- **SHORT PROBLEM**
Retype every line of the listing below without changing anything, and leave the pictures out of your answer.

Labeled region entries:
——

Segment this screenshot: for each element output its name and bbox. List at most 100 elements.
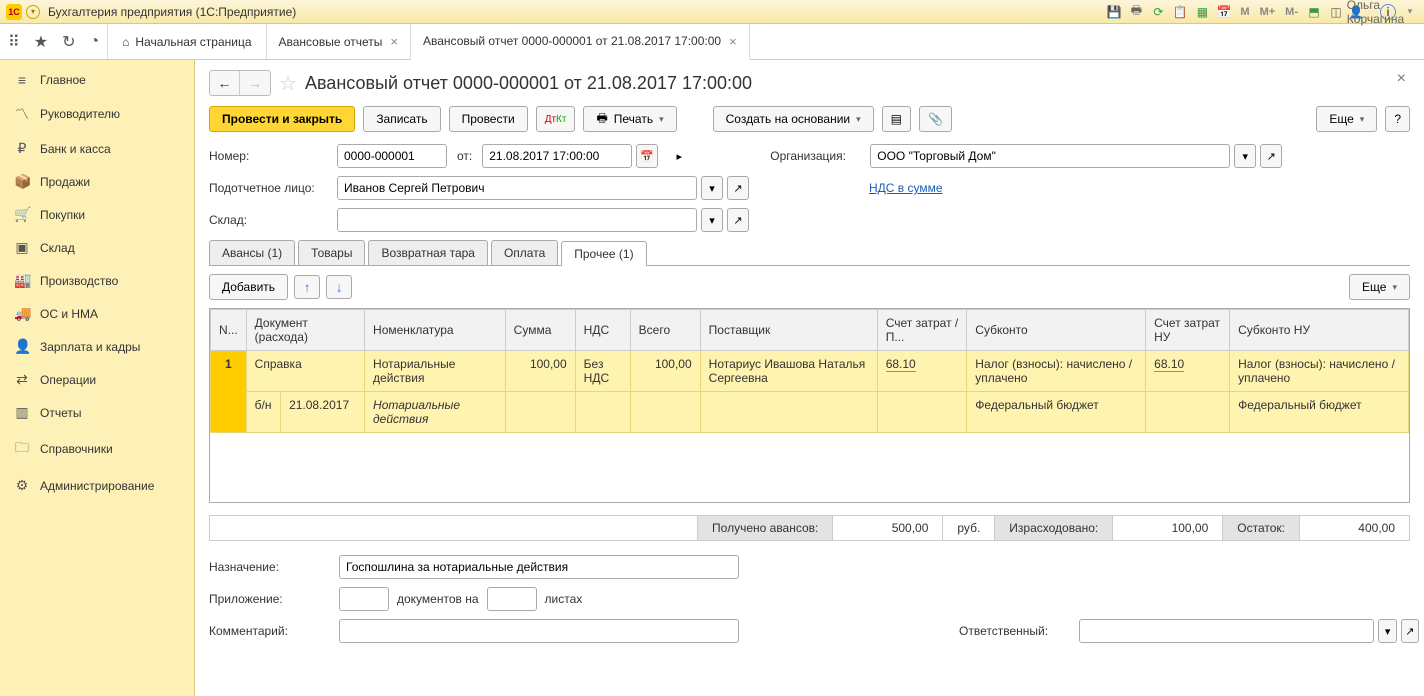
person-input[interactable]	[337, 176, 697, 200]
print-icon[interactable]: 🖶	[1128, 4, 1144, 20]
cell-total[interactable]: 100,00	[630, 351, 700, 392]
tab-other[interactable]: Прочее (1)	[561, 241, 646, 266]
cell-sub[interactable]: Налог (взносы): начислено / уплачено	[967, 351, 1146, 392]
notifications-icon[interactable]: ◔	[89, 33, 99, 51]
docs-count-input[interactable]	[339, 587, 389, 611]
panel-icon[interactable]: ◫	[1328, 4, 1344, 20]
move-down-button[interactable]: ↓	[326, 275, 352, 299]
nav-back-button[interactable]: ←	[210, 71, 240, 95]
tab-advance-report-doc[interactable]: Авансовый отчет 0000-000001 от 21.08.201…	[411, 24, 750, 60]
cell-subnu2[interactable]: Федеральный бюджет	[1230, 392, 1409, 433]
cell-sum[interactable]: 100,00	[505, 351, 575, 392]
table-row[interactable]: б/н 21.08.2017 Нотариальные действия Фед…	[211, 392, 1409, 433]
sidebar-item-main[interactable]: ≡Главное	[0, 64, 194, 96]
tab-advance-reports[interactable]: Авансовые отчеты ×	[267, 24, 412, 59]
cell-doc[interactable]: Справка	[246, 351, 364, 392]
number-input[interactable]	[337, 144, 447, 168]
mplus-button[interactable]: M+	[1258, 4, 1278, 20]
apps-icon[interactable]: ⠿	[8, 32, 20, 52]
cell-subnu[interactable]: Налог (взносы): начислено / уплачено	[1230, 351, 1409, 392]
org-input[interactable]	[870, 144, 1230, 168]
close-document-button[interactable]: ×	[1397, 70, 1406, 88]
favorite-star-icon[interactable]: ☆	[279, 71, 297, 96]
sidebar-item-admin[interactable]: ⚙Администрирование	[0, 469, 194, 502]
nds-link[interactable]: НДС в сумме	[869, 181, 943, 195]
purpose-input[interactable]	[339, 555, 739, 579]
calendar-icon[interactable]: 📅	[1216, 4, 1232, 20]
move-up-button[interactable]: ↑	[294, 275, 320, 299]
date-input[interactable]	[482, 144, 632, 168]
history-icon[interactable]: ↻	[62, 32, 75, 52]
sheets-count-input[interactable]	[487, 587, 537, 611]
sidebar-item-manager[interactable]: 〽Руководителю	[0, 96, 194, 132]
link-icon[interactable]: ⬒	[1306, 4, 1322, 20]
tab-return-tara[interactable]: Возвратная тара	[368, 240, 488, 265]
cell-nds[interactable]: Без НДС	[575, 351, 630, 392]
print-button[interactable]: 🖶Печать▾	[583, 106, 676, 132]
user-menu[interactable]: 👤 Ольга Корчагина	[1358, 4, 1374, 20]
sidebar-item-refs[interactable]: 🗀Справочники	[0, 429, 194, 469]
add-row-button[interactable]: Добавить	[209, 274, 288, 300]
info-icon[interactable]: i	[1380, 4, 1396, 20]
close-icon[interactable]: ×	[729, 34, 737, 49]
warehouse-dropdown-button[interactable]: ▾	[701, 208, 723, 232]
cell-docdate[interactable]: 21.08.2017	[281, 392, 365, 433]
col-n[interactable]: N...	[211, 310, 247, 351]
warehouse-open-button[interactable]: ↗	[727, 208, 749, 232]
cell-nomen2[interactable]: Нотариальные действия	[365, 392, 506, 433]
post-button[interactable]: Провести	[449, 106, 528, 132]
person-dropdown-button[interactable]: ▾	[701, 176, 723, 200]
create-based-button[interactable]: Создать на основании▾	[713, 106, 874, 132]
calc-icon[interactable]: ▦	[1194, 4, 1210, 20]
cell-sub2[interactable]: Федеральный бюджет	[967, 392, 1146, 433]
col-acc[interactable]: Счет затрат / П...	[877, 310, 967, 351]
detail-grid[interactable]: N... Документ (расхода) Номенклатура Сум…	[209, 308, 1410, 503]
close-icon[interactable]: ×	[390, 34, 398, 49]
table-row[interactable]: 1 Справка Нотариальные действия 100,00 Б…	[211, 351, 1409, 392]
post-and-close-button[interactable]: Провести и закрыть	[209, 106, 355, 132]
cell-accnu[interactable]: 68.10	[1146, 351, 1230, 392]
posted-icon[interactable]: ▸	[668, 144, 690, 168]
col-accnu[interactable]: Счет затрат НУ	[1146, 310, 1230, 351]
org-dropdown-button[interactable]: ▾	[1234, 144, 1256, 168]
help-button[interactable]: ?	[1385, 106, 1410, 132]
more-button[interactable]: Еще▾	[1316, 106, 1377, 132]
warehouse-input[interactable]	[337, 208, 697, 232]
col-sub[interactable]: Субконто	[967, 310, 1146, 351]
sidebar-item-assets[interactable]: 🚚ОС и НМА	[0, 297, 194, 330]
col-subnu[interactable]: Субконто НУ	[1230, 310, 1409, 351]
home-tab[interactable]: ⌂ Начальная страница	[108, 24, 266, 59]
sidebar-item-hr[interactable]: 👤Зарплата и кадры	[0, 330, 194, 363]
org-open-button[interactable]: ↗	[1260, 144, 1282, 168]
app-menu-dropdown[interactable]: ▾	[26, 5, 40, 19]
cell-nomen[interactable]: Нотариальные действия	[365, 351, 506, 392]
resp-open-button[interactable]: ↗	[1401, 619, 1419, 643]
tab-advances[interactable]: Авансы (1)	[209, 240, 295, 265]
mminus-button[interactable]: M-	[1283, 4, 1300, 20]
report-button[interactable]: ▤	[882, 106, 911, 132]
col-sum[interactable]: Сумма	[505, 310, 575, 351]
nav-forward-button[interactable]: →	[240, 71, 270, 95]
sidebar-item-reports[interactable]: ▥Отчеты	[0, 396, 194, 429]
sidebar-item-operations[interactable]: ⇄Операции	[0, 363, 194, 396]
tab-payment[interactable]: Оплата	[491, 240, 558, 265]
col-nds[interactable]: НДС	[575, 310, 630, 351]
person-open-button[interactable]: ↗	[727, 176, 749, 200]
refresh-icon[interactable]: ⟳	[1150, 4, 1166, 20]
sidebar-item-warehouse[interactable]: ▣Склад	[0, 231, 194, 264]
comment-input[interactable]	[339, 619, 739, 643]
sidebar-item-bank[interactable]: ₽Банк и касса	[0, 132, 194, 165]
dropdown-icon[interactable]: ▾	[1402, 4, 1418, 20]
sidebar-item-purchases[interactable]: 🛒Покупки	[0, 198, 194, 231]
resp-dropdown-button[interactable]: ▾	[1378, 619, 1396, 643]
col-supplier[interactable]: Поставщик	[700, 310, 877, 351]
col-nomen[interactable]: Номенклатура	[365, 310, 506, 351]
save-icon[interactable]: 💾	[1106, 4, 1122, 20]
save-button[interactable]: Записать	[363, 106, 440, 132]
tab-goods[interactable]: Товары	[298, 240, 365, 265]
calendar-button[interactable]: 📅	[636, 144, 658, 168]
sidebar-item-production[interactable]: 🏭Производство	[0, 264, 194, 297]
tab-more-button[interactable]: Еще▾	[1349, 274, 1410, 300]
dtkr-button[interactable]: ДтКт	[536, 106, 576, 132]
cell-acc[interactable]: 68.10	[877, 351, 967, 392]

——

- **SOLUTION BELOW**
Segment this screenshot: for each element output its name and bbox. List at most 100 elements.
person-input[interactable]	[337, 176, 697, 200]
print-icon[interactable]: 🖶	[1128, 4, 1144, 20]
cell-total[interactable]: 100,00	[630, 351, 700, 392]
tab-other[interactable]: Прочее (1)	[561, 241, 646, 266]
cell-sub[interactable]: Налог (взносы): начислено / уплачено	[967, 351, 1146, 392]
notifications-icon[interactable]: ◔	[89, 33, 99, 51]
docs-count-input[interactable]	[339, 587, 389, 611]
panel-icon[interactable]: ◫	[1328, 4, 1344, 20]
move-down-button[interactable]: ↓	[326, 275, 352, 299]
nav-back-button[interactable]: ←	[210, 71, 240, 95]
tab-advance-report-doc[interactable]: Авансовый отчет 0000-000001 от 21.08.201…	[411, 24, 750, 60]
cell-subnu2[interactable]: Федеральный бюджет	[1230, 392, 1409, 433]
cell-sum[interactable]: 100,00	[505, 351, 575, 392]
table-row[interactable]: б/н 21.08.2017 Нотариальные действия Фед…	[211, 392, 1409, 433]
sidebar-item-main[interactable]: ≡Главное	[0, 64, 194, 96]
tab-advance-reports[interactable]: Авансовые отчеты ×	[267, 24, 412, 59]
cell-doc[interactable]: Справка	[246, 351, 364, 392]
number-input[interactable]	[337, 144, 447, 168]
mplus-button[interactable]: M+	[1258, 4, 1278, 20]
apps-icon[interactable]: ⠿	[8, 32, 20, 52]
cell-subnu[interactable]: Налог (взносы): начислено / уплачено	[1230, 351, 1409, 392]
org-input[interactable]	[870, 144, 1230, 168]
close-document-button[interactable]: ×	[1397, 70, 1406, 88]
favorite-star-icon[interactable]: ☆	[279, 71, 297, 96]
sidebar-item-admin[interactable]: ⚙Администрирование	[0, 469, 194, 502]
nds-link[interactable]: НДС в сумме	[869, 181, 943, 195]
purpose-input[interactable]	[339, 555, 739, 579]
calendar-icon[interactable]: 📅	[1216, 4, 1232, 20]
move-up-button[interactable]: ↑	[294, 275, 320, 299]
date-input[interactable]	[482, 144, 632, 168]
history-icon[interactable]: ↻	[62, 32, 75, 52]
sheets-count-input[interactable]	[487, 587, 537, 611]
sidebar-item-manager[interactable]: 〽Руководителю	[0, 96, 194, 132]
link-icon[interactable]: ⬒	[1306, 4, 1322, 20]
tab-return-tara[interactable]: Возвратная тара	[368, 240, 488, 265]
cell-nds[interactable]: Без НДС	[575, 351, 630, 392]
print-button[interactable]: 🖶Печать▾	[583, 106, 676, 132]
user-menu[interactable]: 👤 Ольга Корчагина	[1358, 4, 1374, 20]
sidebar-item-refs[interactable]: 🗀Справочники	[0, 429, 194, 469]
add-row-button[interactable]: Добавить	[209, 274, 288, 300]
info-icon[interactable]: i	[1380, 4, 1396, 20]
close-icon[interactable]: ×	[729, 34, 737, 49]
warehouse-dropdown-button[interactable]: ▾	[701, 208, 723, 232]
cell-docdate[interactable]: 21.08.2017	[281, 392, 365, 433]
col-n[interactable]: N...	[211, 310, 247, 351]
warehouse-open-button[interactable]: ↗	[727, 208, 749, 232]
cell-nomen2[interactable]: Нотариальные действия	[365, 392, 506, 433]
post-button[interactable]: Провести	[449, 106, 528, 132]
person-dropdown-button[interactable]: ▾	[701, 176, 723, 200]
create-based-button[interactable]: Создать на основании▾	[713, 106, 874, 132]
calc-icon[interactable]: ▦	[1194, 4, 1210, 20]
cell-sub2[interactable]: Федеральный бюджет	[967, 392, 1146, 433]
col-acc[interactable]: Счет затрат / П...	[877, 310, 967, 351]
detail-grid[interactable]: N... Документ (расхода) Номенклатура Сум…	[209, 308, 1410, 503]
close-icon[interactable]: ×	[390, 34, 398, 49]
table-row[interactable]: 1 Справка Нотариальные действия 100,00 Б…	[211, 351, 1409, 392]
post-and-close-button[interactable]: Провести и закрыть	[209, 106, 355, 132]
cell-accnu[interactable]: 68.10	[1146, 351, 1230, 392]
posted-icon[interactable]: ▸	[668, 144, 690, 168]
col-accnu[interactable]: Счет затрат НУ	[1146, 310, 1230, 351]
org-dropdown-button[interactable]: ▾	[1234, 144, 1256, 168]
help-button[interactable]: ?	[1385, 106, 1410, 132]
more-button[interactable]: Еще▾	[1316, 106, 1377, 132]
warehouse-input[interactable]	[337, 208, 697, 232]
col-sub[interactable]: Субконто	[967, 310, 1146, 351]
sidebar-item-assets[interactable]: 🚚ОС и НМА	[0, 297, 194, 330]
col-subnu[interactable]: Субконто НУ	[1230, 310, 1409, 351]
home-tab[interactable]: ⌂ Начальная страница	[108, 24, 266, 59]
sidebar-item-hr[interactable]: 👤Зарплата и кадры	[0, 330, 194, 363]
org-open-button[interactable]: ↗	[1260, 144, 1282, 168]
app-menu-dropdown[interactable]: ▾	[26, 5, 40, 19]
cell-nomen[interactable]: Нотариальные действия	[365, 351, 506, 392]
resp-open-button[interactable]: ↗	[1401, 619, 1419, 643]
tab-advances[interactable]: Авансы (1)	[209, 240, 295, 265]
mminus-button[interactable]: M-	[1283, 4, 1300, 20]
report-button[interactable]: ▤	[882, 106, 911, 132]
col-sum[interactable]: Сумма	[505, 310, 575, 351]
nav-forward-button[interactable]: →	[240, 71, 270, 95]
sidebar-item-reports[interactable]: ▥Отчеты	[0, 396, 194, 429]
sidebar-item-operations[interactable]: ⇄Операции	[0, 363, 194, 396]
tab-payment[interactable]: Оплата	[491, 240, 558, 265]
col-nds[interactable]: НДС	[575, 310, 630, 351]
person-open-button[interactable]: ↗	[727, 176, 749, 200]
refresh-icon[interactable]: ⟳	[1150, 4, 1166, 20]
sidebar-item-warehouse[interactable]: ▣Склад	[0, 231, 194, 264]
comment-input[interactable]	[339, 619, 739, 643]
sidebar-item-bank[interactable]: ₽Банк и касса	[0, 132, 194, 165]
dropdown-icon[interactable]: ▾	[1402, 4, 1418, 20]
sidebar-item-purchases[interactable]: 🛒Покупки	[0, 198, 194, 231]
resp-dropdown-button[interactable]: ▾	[1378, 619, 1396, 643]
col-supplier[interactable]: Поставщик	[700, 310, 877, 351]
col-nomen[interactable]: Номенклатура	[365, 310, 506, 351]
save-icon[interactable]: 💾	[1106, 4, 1122, 20]
save-button[interactable]: Записать	[363, 106, 440, 132]
tab-goods[interactable]: Товары	[298, 240, 365, 265]
calendar-button[interactable]: 📅	[636, 144, 658, 168]
sidebar-item-production[interactable]: 🏭Производство	[0, 264, 194, 297]
tab-more-button[interactable]: Еще▾	[1349, 274, 1410, 300]
dtkr-button[interactable]: ДтКт	[536, 106, 576, 132]
cell-acc[interactable]: 68.10	[877, 351, 967, 392]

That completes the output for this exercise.